WHAT IS ASKED: Filter the records below down to lines containing "network".

RECORDS PROVIDED:
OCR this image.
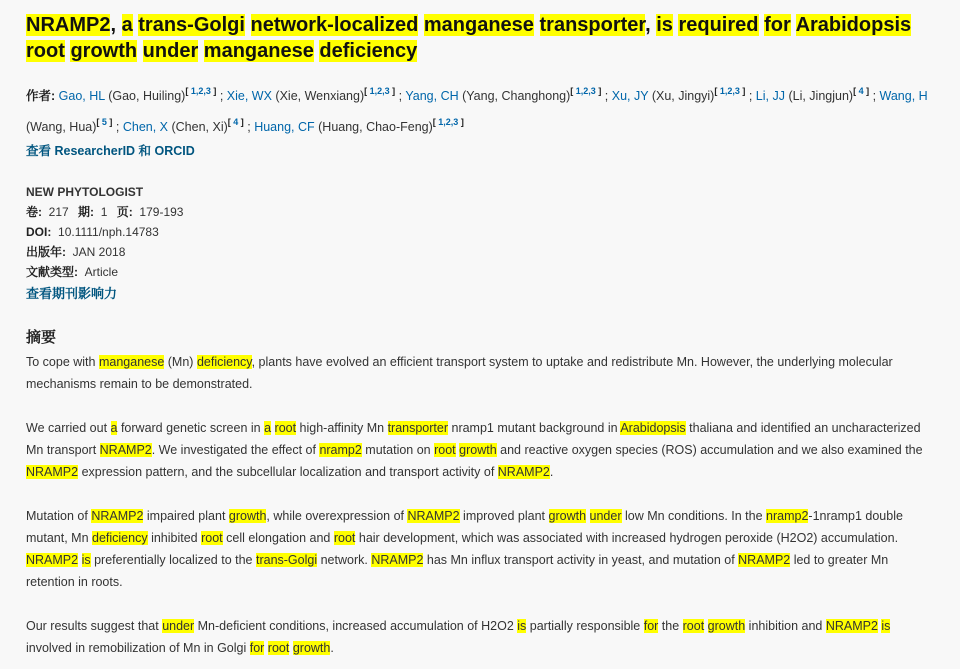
NRAMP2, a trans-Golgi network-localized manganese transporter, is required for Arabidopsis root growth under manganese deficiency
作者: Gao, HL (Gao, Huiling)[ 1,2,3 ] ; Xie, WX (Xie, Wenxiang)[ 1,2,3 ] ; Yang, CH (Yang, Changhong)[ 1,2,3 ] ; Xu, JY (Xu, Jingyi)[ 1,2,3 ] ; Li, JJ (Li, Jingjun)[ 4 ] ; Wang, H (Wang, Hua)[ 5 ] ; Chen, X (Chen, Xi)[ 4 ] ; Huang, CF (Huang, Chao-Feng)[ 1,2,3 ]
查看 ResearcherID 和 ORCID
NEW PHYTOLOGIST
卷: 217 期: 1 页: 179-193
DOI: 10.1111/nph.14783
出版年: JAN 2018
文献类型: Article
查看期刊影响力
摘要

To cope with manganese (Mn) deficiency, plants have evolved an efficient transport system to uptake and redistribute Mn. However, the underlying molecular mechanisms remain to be demonstrated.

We carried out a forward genetic screen in a root high-affinity Mn transporter nramp1 mutant background in Arabidopsis thaliana and identified an uncharacterized Mn transport NRAMP2. We investigated the effect of nramp2 mutation on root growth and reactive oxygen species (ROS) accumulation and we also examined the NRAMP2 expression pattern, and the subcellular localization and transport activity of NRAMP2.

Mutation of NRAMP2 impaired plant growth, while overexpression of NRAMP2 improved plant growth under low Mn conditions. In the nramp2-1nramp1 double mutant, Mn deficiency inhibited root cell elongation and root hair development, which was associated with increased hydrogen peroxide (H2O2) accumulation. NRAMP2 is preferentially localized to the trans-Golgi network. NRAMP2 has Mn influx transport activity in yeast, and mutation of NRAMP2 led to greater Mn retention in roots.

Our results suggest that under Mn-deficient conditions, increased accumulation of H2O2 is partially responsible for the root growth inhibition and NRAMP2 is involved in remobilization of Mn in Golgi for root growth.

COMPLETED EXERCISE:
NRAMP2, a trans-Golgi network-localized manganese transporter, is required for Arabidopsis root growth under manganese deficiency
Mutation of NRAMP2 impaired plant growth, while overexpression of NRAMP2 improved plant growth under low Mn conditions. In the nramp2-1nramp1 double mutant, Mn deficiency inhibited root cell elongation and root hair development, which was associated with increased hydrogen peroxide (H2O2) accumulation. NRAMP2 is preferentially localized to the trans-Golgi network. NRAMP2 has Mn influx transport activity in yeast, and mutation of NRAMP2 led to greater Mn retention in roots.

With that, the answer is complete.